### STATED TASK
Scan the following material for the string "icon" and copy each line in which it appears.

### Stored data
****************************************
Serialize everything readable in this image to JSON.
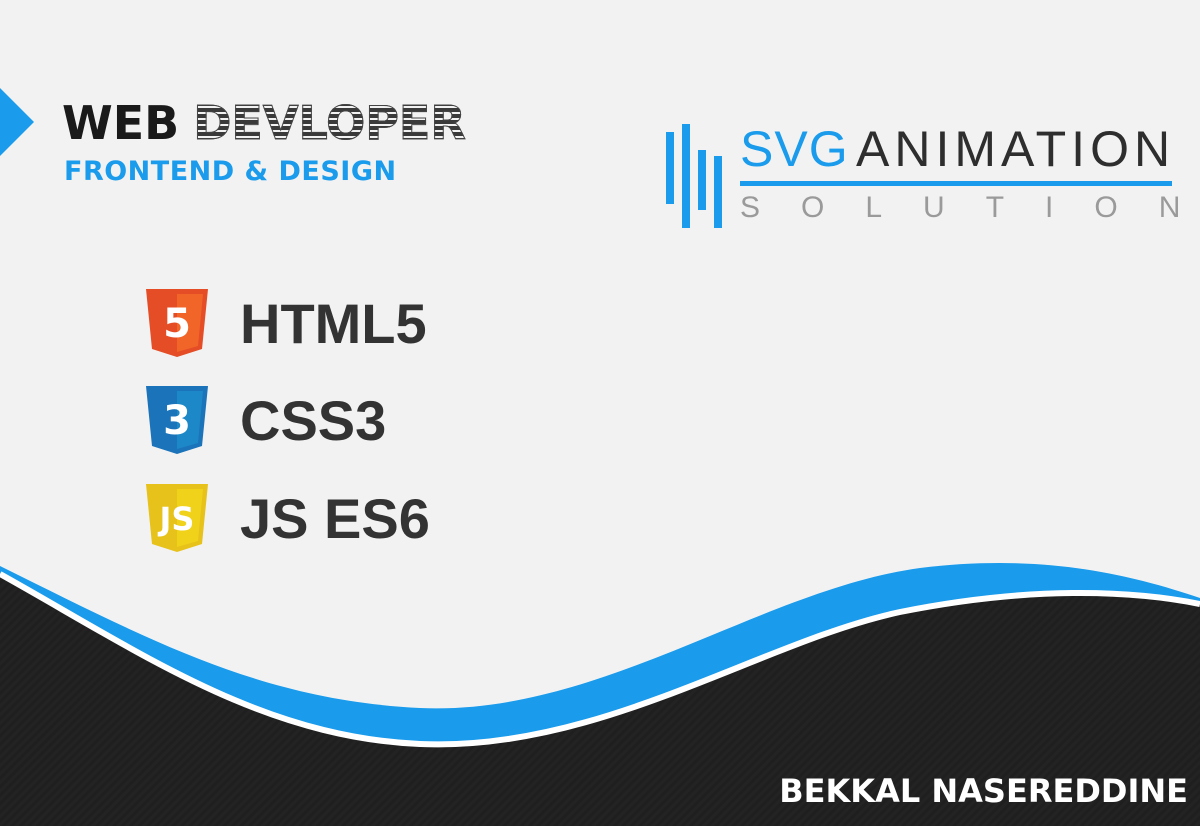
{
  "header": {
    "title_bold": "WEB",
    "title_outline": "DEVLOPER",
    "subtitle": "FRONTEND & DESIGN"
  },
  "logo": {
    "word1": "SVG",
    "word2": "ANIMATION",
    "tagline": "SOLUTION"
  },
  "technologies": [
    {
      "label": "HTML5",
      "icon": "html5-shield-icon",
      "color": "#e44d26",
      "glyph": "5"
    },
    {
      "label": "CSS3",
      "icon": "css3-shield-icon",
      "color": "#1b73ba",
      "glyph": "3"
    },
    {
      "label": "JS ES6",
      "icon": "js-shield-icon",
      "color": "#f0d21b",
      "glyph": "JS"
    }
  ],
  "footer": {
    "author": "BEKKAL NASEREDDINE"
  },
  "colors": {
    "accent": "#1a9bec",
    "dark": "#1e1e1e",
    "background": "#f2f2f2"
  }
}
****************************************
### WORKED ANSWER
      "icon": "html5-shield-icon",
      "icon": "css3-shield-icon",
      "icon": "js-shield-icon",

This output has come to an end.